WHAT NEEDS TO BE DONE
Quote only the lines that start at the line with "Transcribe this image's" and run to the end of the entries; omit the pictures.

DATASET EXCERPTS
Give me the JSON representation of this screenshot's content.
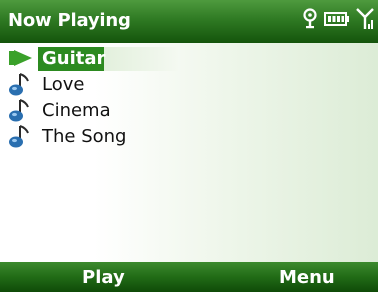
{
  "header": {
    "title": "Now Playing",
    "icons": [
      "connectivity-icon",
      "battery-icon",
      "signal-icon"
    ]
  },
  "playlist": {
    "items": [
      {
        "label": "Guitar",
        "icon": "play-arrow-icon",
        "selected": true
      },
      {
        "label": "Love",
        "icon": "music-note-icon",
        "selected": false
      },
      {
        "label": "Cinema",
        "icon": "music-note-icon",
        "selected": false
      },
      {
        "label": "The Song",
        "icon": "music-note-icon",
        "selected": false
      }
    ]
  },
  "softkeys": {
    "left": "Play",
    "right": "Menu"
  },
  "colors": {
    "accent": "#2c8a20",
    "titlebar": "#2f7a23",
    "note_icon": "#2a6fb0"
  }
}
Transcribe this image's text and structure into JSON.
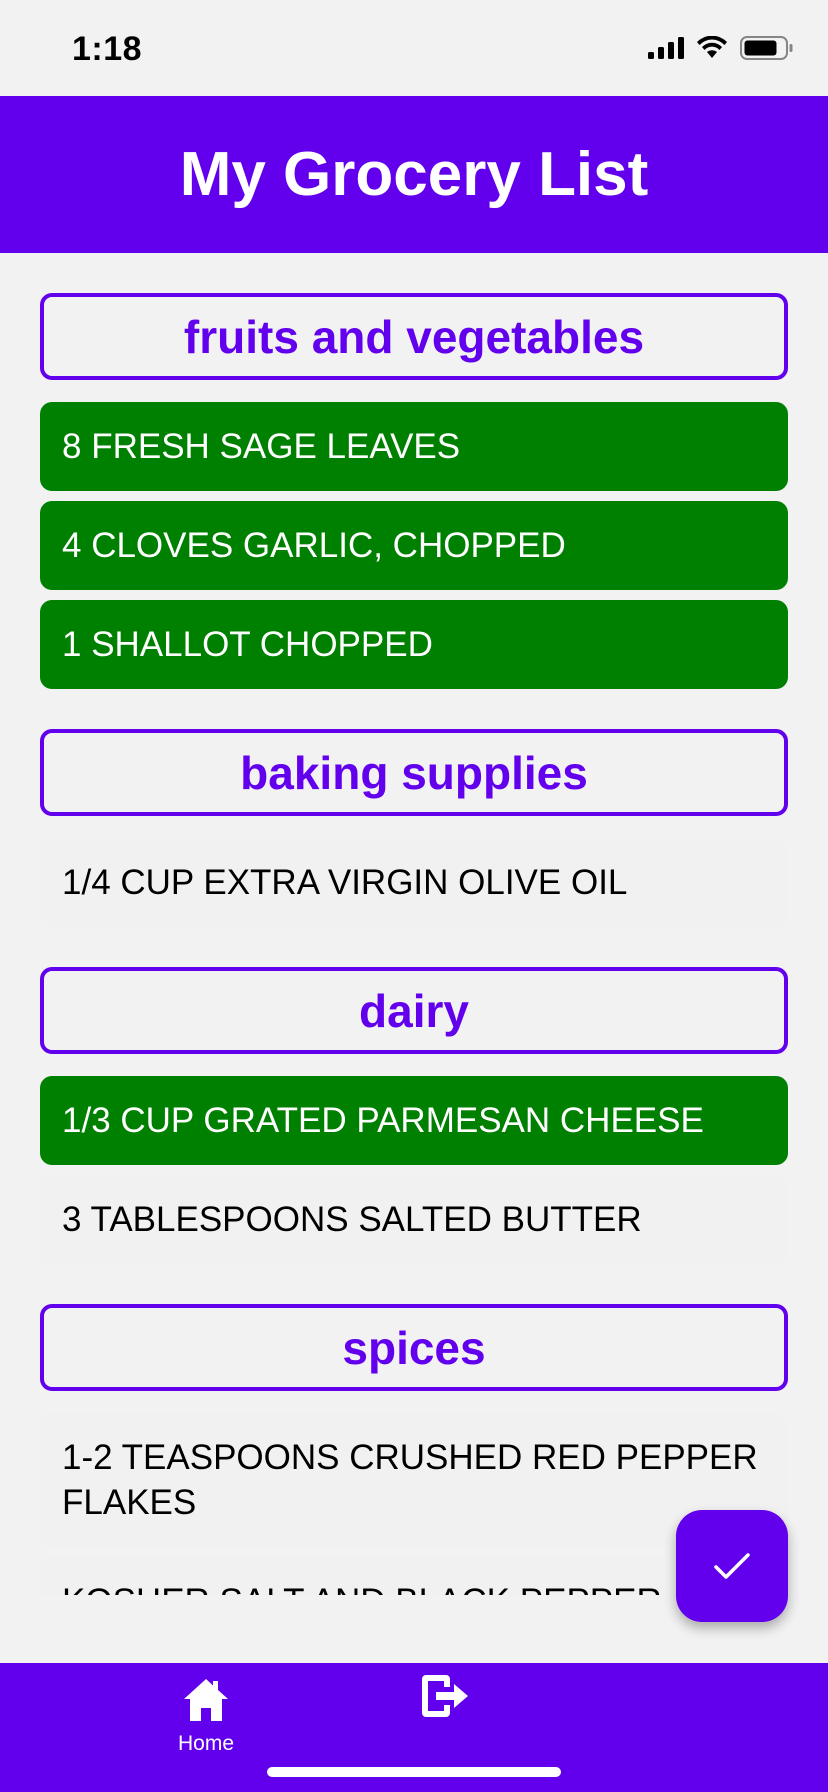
{
  "status": {
    "time": "1:18"
  },
  "header": {
    "title": "My Grocery List"
  },
  "sections": [
    {
      "title": "fruits and vegetables",
      "items": [
        {
          "text": "8 fresh sage leaves",
          "checked": true
        },
        {
          "text": "4 cloves garlic, chopped",
          "checked": true
        },
        {
          "text": "1 shallot chopped",
          "checked": true
        }
      ]
    },
    {
      "title": "baking supplies",
      "items": [
        {
          "text": "1/4 cup extra virgin olive oil",
          "checked": false
        }
      ]
    },
    {
      "title": "dairy",
      "items": [
        {
          "text": "1/3 cup grated parmesan cheese",
          "checked": true
        },
        {
          "text": "3 tablespoons salted butter",
          "checked": false
        }
      ]
    },
    {
      "title": "spices",
      "items": [
        {
          "text": "1-2 teaspoons crushed red pepper flakes",
          "checked": false
        },
        {
          "text": "kosher salt and black pepper",
          "checked": false
        }
      ]
    }
  ],
  "fab": {
    "icon": "checkmark-icon"
  },
  "bottom_nav": {
    "home_label": "Home",
    "home_icon": "home-icon",
    "logout_icon": "logout-icon"
  },
  "colors": {
    "primary": "#6200ee",
    "checked": "#008000",
    "background": "#f2f2f3"
  }
}
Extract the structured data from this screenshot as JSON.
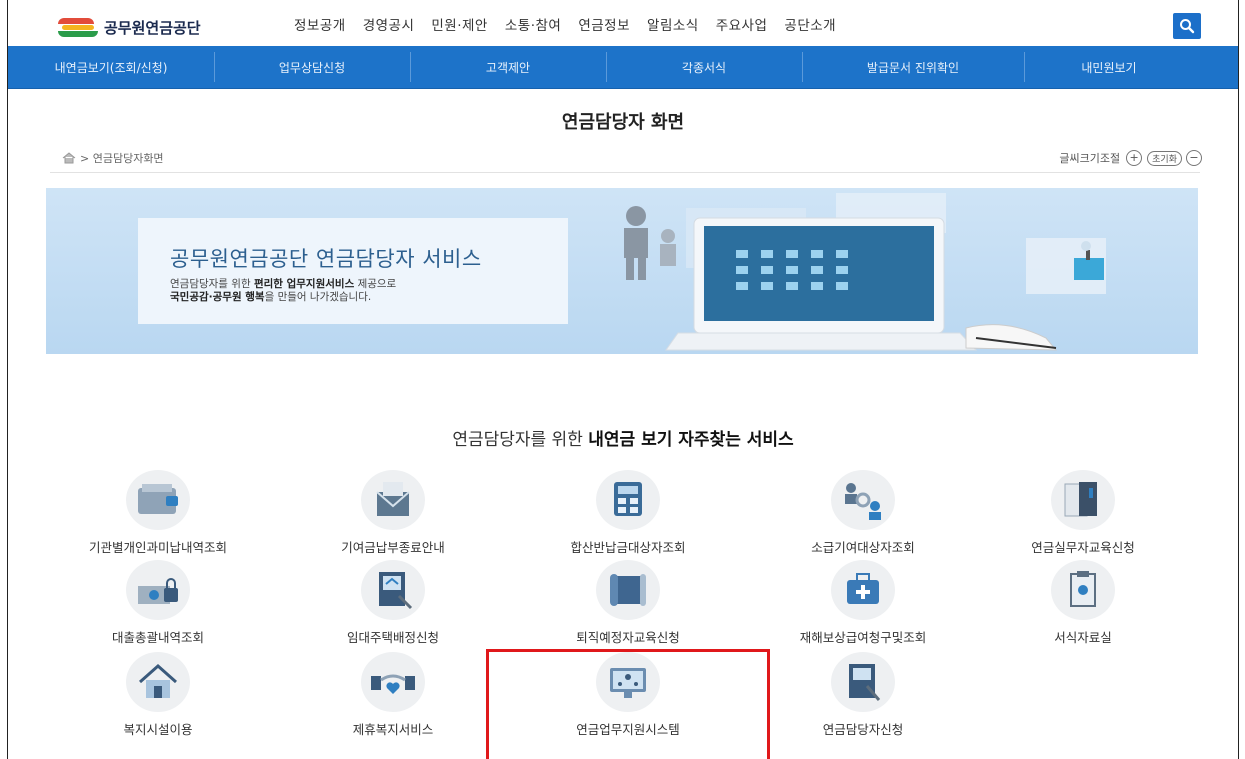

TASK OUTPUT
Transcribe this image's text and structure into JSON.
{
  "status": {
    "time": "1:18"
  },
  "header": {
    "title": "My Grocery List"
  },
  "sections": [
    {
      "title": "fruits and vegetables",
      "items": [
        {
          "text": "8 fresh sage leaves",
          "checked": true
        },
        {
          "text": "4 cloves garlic, chopped",
          "checked": true
        },
        {
          "text": "1 shallot chopped",
          "checked": true
        }
      ]
    },
    {
      "title": "baking supplies",
      "items": [
        {
          "text": "1/4 cup extra virgin olive oil",
          "checked": false
        }
      ]
    },
    {
      "title": "dairy",
      "items": [
        {
          "text": "1/3 cup grated parmesan cheese",
          "checked": true
        },
        {
          "text": "3 tablespoons salted butter",
          "checked": false
        }
      ]
    },
    {
      "title": "spices",
      "items": [
        {
          "text": "1-2 teaspoons crushed red pepper flakes",
          "checked": false
        },
        {
          "text": "kosher salt and black pepper",
          "checked": false
        }
      ]
    }
  ],
  "fab": {
    "icon": "checkmark-icon"
  },
  "bottom_nav": {
    "home_label": "Home",
    "home_icon": "home-icon",
    "logout_icon": "logout-icon"
  },
  "colors": {
    "primary": "#6200ee",
    "checked": "#008000",
    "background": "#f2f2f3"
  }
}
Extract the structured data from this screenshot as JSON.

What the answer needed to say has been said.